**Short problem:**
Images embedded in the records are excluded; print everything else exactly as given.

**Given records:**
◆ ◆ ◆

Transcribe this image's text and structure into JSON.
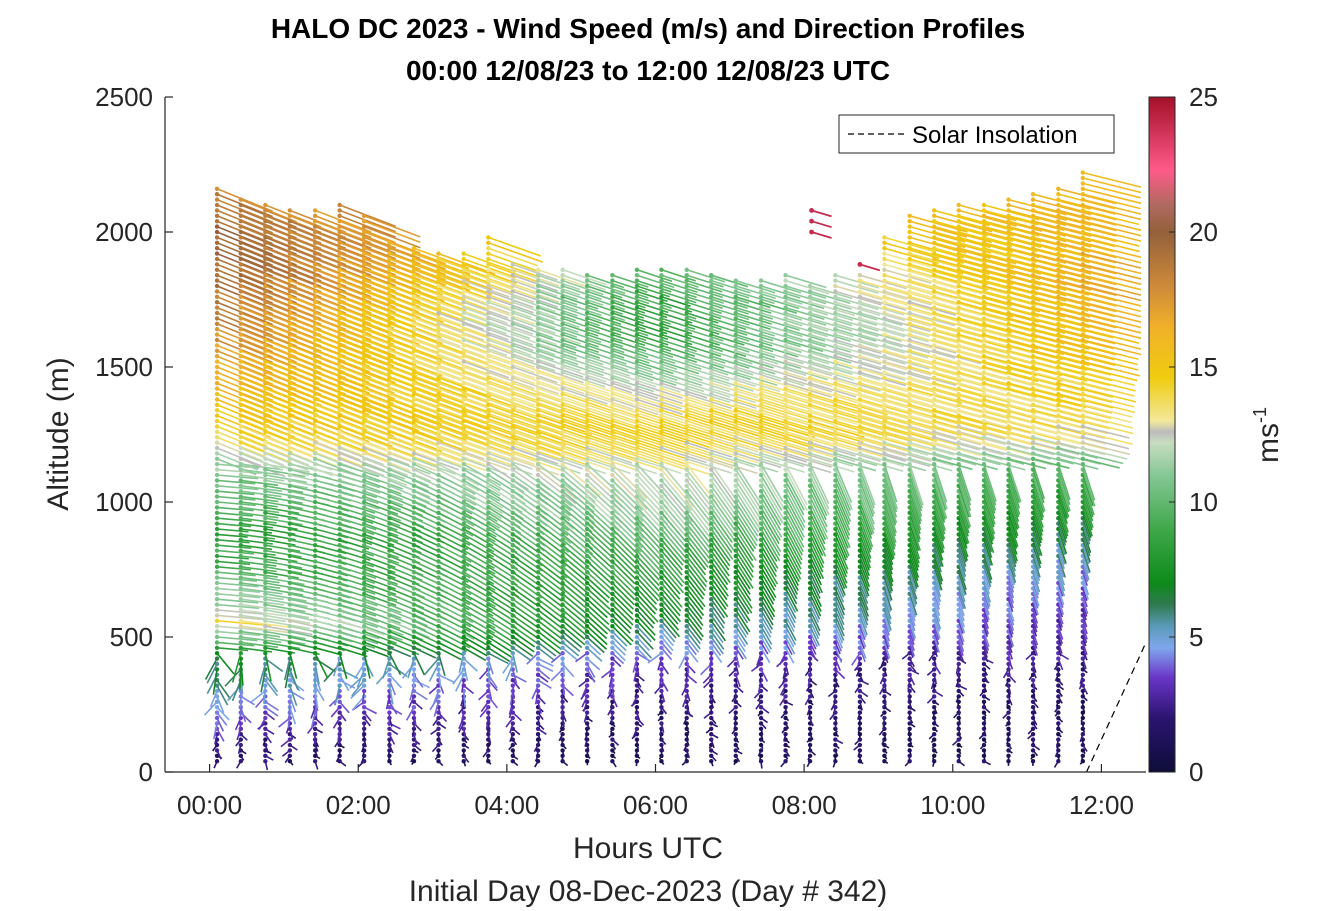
{
  "chart_data": {
    "type": "quiver",
    "title": "HALO DC 2023 - Wind Speed (m/s) and Direction Profiles",
    "subtitle": "00:00 12/08/23 to 12:00 12/08/23  UTC",
    "xlabel": "Hours UTC",
    "ylabel": "Altitude (m)",
    "footer": "Initial Day 08-Dec-2023 (Day # 342)",
    "xlim": [
      -0.6,
      12.6
    ],
    "ylim": [
      0,
      2500
    ],
    "x_ticks": [
      0,
      2,
      4,
      6,
      8,
      10,
      12
    ],
    "x_tick_labels": [
      "00:00",
      "02:00",
      "04:00",
      "06:00",
      "08:00",
      "10:00",
      "12:00"
    ],
    "y_ticks": [
      0,
      500,
      1000,
      1500,
      2000,
      2500
    ],
    "y_tick_labels": [
      "0",
      "500",
      "1000",
      "1500",
      "2000",
      "2500"
    ],
    "legend": {
      "label": "Solar Insolation",
      "position": "top-right",
      "style": "dashed"
    },
    "insolation_line": {
      "x": [
        11.8,
        12.6
      ],
      "y": [
        0,
        480
      ]
    },
    "colorbar": {
      "label": "ms",
      "label_exponent": "-1",
      "range": [
        0,
        25
      ],
      "ticks": [
        0,
        5,
        10,
        15,
        20,
        25
      ],
      "tick_labels": [
        "0",
        "5",
        "10",
        "15",
        "20",
        "25"
      ],
      "colormap": [
        [
          0,
          "#0d0d3a"
        ],
        [
          2,
          "#2b1470"
        ],
        [
          3.5,
          "#6a36c8"
        ],
        [
          4.6,
          "#7fa6ec"
        ],
        [
          5.4,
          "#5a9ab8"
        ],
        [
          6.2,
          "#2f7a50"
        ],
        [
          7,
          "#0d8a1a"
        ],
        [
          9,
          "#3fa84a"
        ],
        [
          11,
          "#86c796"
        ],
        [
          12.2,
          "#c8dcc0"
        ],
        [
          12.6,
          "#bcbcbc"
        ],
        [
          13,
          "#f2e89a"
        ],
        [
          14.6,
          "#f0cc10"
        ],
        [
          16.5,
          "#f0b02a"
        ],
        [
          18,
          "#cd8a3a"
        ],
        [
          20,
          "#93603b"
        ],
        [
          21,
          "#b06a60"
        ],
        [
          22.3,
          "#ff5a8a"
        ],
        [
          25,
          "#a31028"
        ]
      ]
    },
    "profiles_x_hours": [
      0.1,
      0.42,
      0.75,
      1.08,
      1.42,
      1.75,
      2.08,
      2.42,
      2.75,
      3.08,
      3.42,
      3.75,
      4.08,
      4.42,
      4.75,
      5.08,
      5.42,
      5.75,
      6.08,
      6.42,
      6.75,
      7.08,
      7.42,
      7.75,
      8.08,
      8.42,
      8.75,
      9.08,
      9.42,
      9.75,
      10.08,
      10.42,
      10.75,
      11.08,
      11.42,
      11.75
    ],
    "profile_top_m": [
      2170,
      2130,
      2110,
      2090,
      2080,
      2110,
      2070,
      1960,
      1940,
      1930,
      1920,
      1990,
      1880,
      1860,
      1860,
      1850,
      1840,
      1860,
      1860,
      1860,
      1850,
      1830,
      1830,
      1840,
      1810,
      1840,
      1840,
      1980,
      2060,
      2080,
      2100,
      2110,
      2130,
      2140,
      2170,
      2220
    ],
    "speed_profile": {
      "altitude_m": [
        0,
        120,
        250,
        420,
        560,
        650,
        760,
        880,
        1000,
        1150,
        1220,
        1300,
        1450,
        1600,
        1750,
        1850,
        2000,
        2200
      ],
      "early_ms": [
        1.5,
        2.5,
        4.5,
        6.5,
        13.5,
        11,
        9.5,
        8.5,
        9.5,
        11.5,
        13.5,
        14.5,
        16,
        17.5,
        18.5,
        19.5,
        19.5,
        18
      ],
      "mid_ms": [
        1,
        1.5,
        2,
        3.5,
        6.5,
        7.5,
        8.5,
        9.5,
        11.5,
        12.5,
        13.5,
        14.5,
        12,
        9,
        8.5,
        9.5,
        13,
        16
      ],
      "late_ms": [
        1,
        1.5,
        1.5,
        2.5,
        3,
        3.5,
        4.5,
        6,
        7.5,
        10,
        12,
        13.5,
        14.5,
        15.5,
        16.5,
        16.5,
        16,
        16
      ]
    },
    "direction": {
      "upper_heading_deg": -22,
      "upper_late_heading_deg": -14,
      "mid_heading_early_deg": -5,
      "mid_heading_late_deg": -72,
      "lower_heading_deg": -85
    },
    "isolated_high_speed_vectors": [
      {
        "x": 8.1,
        "y": 2080,
        "speed": 24
      },
      {
        "x": 8.1,
        "y": 2040,
        "speed": 24
      },
      {
        "x": 8.1,
        "y": 2000,
        "speed": 24
      },
      {
        "x": 8.75,
        "y": 1880,
        "speed": 24
      }
    ]
  }
}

◆ ◆ ◆

**Exercise result:**
Transcribe this image's text and structure into JSON.
{
  "chart_data": {
    "type": "quiver",
    "title": "HALO DC 2023 - Wind Speed (m/s) and Direction Profiles",
    "subtitle": "00:00 12/08/23 to 12:00 12/08/23  UTC",
    "xlabel": "Hours UTC",
    "ylabel": "Altitude (m)",
    "footer": "Initial Day 08-Dec-2023 (Day # 342)",
    "xlim": [
      -0.6,
      12.6
    ],
    "ylim": [
      0,
      2500
    ],
    "x_ticks": [
      0,
      2,
      4,
      6,
      8,
      10,
      12
    ],
    "x_tick_labels": [
      "00:00",
      "02:00",
      "04:00",
      "06:00",
      "08:00",
      "10:00",
      "12:00"
    ],
    "y_ticks": [
      0,
      500,
      1000,
      1500,
      2000,
      2500
    ],
    "y_tick_labels": [
      "0",
      "500",
      "1000",
      "1500",
      "2000",
      "2500"
    ],
    "legend": {
      "label": "Solar Insolation",
      "position": "top-right",
      "style": "dashed"
    },
    "insolation_line": {
      "x": [
        11.8,
        12.6
      ],
      "y": [
        0,
        480
      ]
    },
    "colorbar": {
      "label": "ms",
      "label_exponent": "-1",
      "range": [
        0,
        25
      ],
      "ticks": [
        0,
        5,
        10,
        15,
        20,
        25
      ],
      "tick_labels": [
        "0",
        "5",
        "10",
        "15",
        "20",
        "25"
      ],
      "colormap": [
        [
          0,
          "#0d0d3a"
        ],
        [
          2,
          "#2b1470"
        ],
        [
          3.5,
          "#6a36c8"
        ],
        [
          4.6,
          "#7fa6ec"
        ],
        [
          5.4,
          "#5a9ab8"
        ],
        [
          6.2,
          "#2f7a50"
        ],
        [
          7,
          "#0d8a1a"
        ],
        [
          9,
          "#3fa84a"
        ],
        [
          11,
          "#86c796"
        ],
        [
          12.2,
          "#c8dcc0"
        ],
        [
          12.6,
          "#bcbcbc"
        ],
        [
          13,
          "#f2e89a"
        ],
        [
          14.6,
          "#f0cc10"
        ],
        [
          16.5,
          "#f0b02a"
        ],
        [
          18,
          "#cd8a3a"
        ],
        [
          20,
          "#93603b"
        ],
        [
          21,
          "#b06a60"
        ],
        [
          22.3,
          "#ff5a8a"
        ],
        [
          25,
          "#a31028"
        ]
      ]
    },
    "profiles_x_hours": [
      0.1,
      0.42,
      0.75,
      1.08,
      1.42,
      1.75,
      2.08,
      2.42,
      2.75,
      3.08,
      3.42,
      3.75,
      4.08,
      4.42,
      4.75,
      5.08,
      5.42,
      5.75,
      6.08,
      6.42,
      6.75,
      7.08,
      7.42,
      7.75,
      8.08,
      8.42,
      8.75,
      9.08,
      9.42,
      9.75,
      10.08,
      10.42,
      10.75,
      11.08,
      11.42,
      11.75
    ],
    "profile_top_m": [
      2170,
      2130,
      2110,
      2090,
      2080,
      2110,
      2070,
      1960,
      1940,
      1930,
      1920,
      1990,
      1880,
      1860,
      1860,
      1850,
      1840,
      1860,
      1860,
      1860,
      1850,
      1830,
      1830,
      1840,
      1810,
      1840,
      1840,
      1980,
      2060,
      2080,
      2100,
      2110,
      2130,
      2140,
      2170,
      2220
    ],
    "speed_profile": {
      "altitude_m": [
        0,
        120,
        250,
        420,
        560,
        650,
        760,
        880,
        1000,
        1150,
        1220,
        1300,
        1450,
        1600,
        1750,
        1850,
        2000,
        2200
      ],
      "early_ms": [
        1.5,
        2.5,
        4.5,
        6.5,
        13.5,
        11,
        9.5,
        8.5,
        9.5,
        11.5,
        13.5,
        14.5,
        16,
        17.5,
        18.5,
        19.5,
        19.5,
        18
      ],
      "mid_ms": [
        1,
        1.5,
        2,
        3.5,
        6.5,
        7.5,
        8.5,
        9.5,
        11.5,
        12.5,
        13.5,
        14.5,
        12,
        9,
        8.5,
        9.5,
        13,
        16
      ],
      "late_ms": [
        1,
        1.5,
        1.5,
        2.5,
        3,
        3.5,
        4.5,
        6,
        7.5,
        10,
        12,
        13.5,
        14.5,
        15.5,
        16.5,
        16.5,
        16,
        16
      ]
    },
    "direction": {
      "upper_heading_deg": -22,
      "upper_late_heading_deg": -14,
      "mid_heading_early_deg": -5,
      "mid_heading_late_deg": -72,
      "lower_heading_deg": -85
    },
    "isolated_high_speed_vectors": [
      {
        "x": 8.1,
        "y": 2080,
        "speed": 24
      },
      {
        "x": 8.1,
        "y": 2040,
        "speed": 24
      },
      {
        "x": 8.1,
        "y": 2000,
        "speed": 24
      },
      {
        "x": 8.75,
        "y": 1880,
        "speed": 24
      }
    ]
  }
}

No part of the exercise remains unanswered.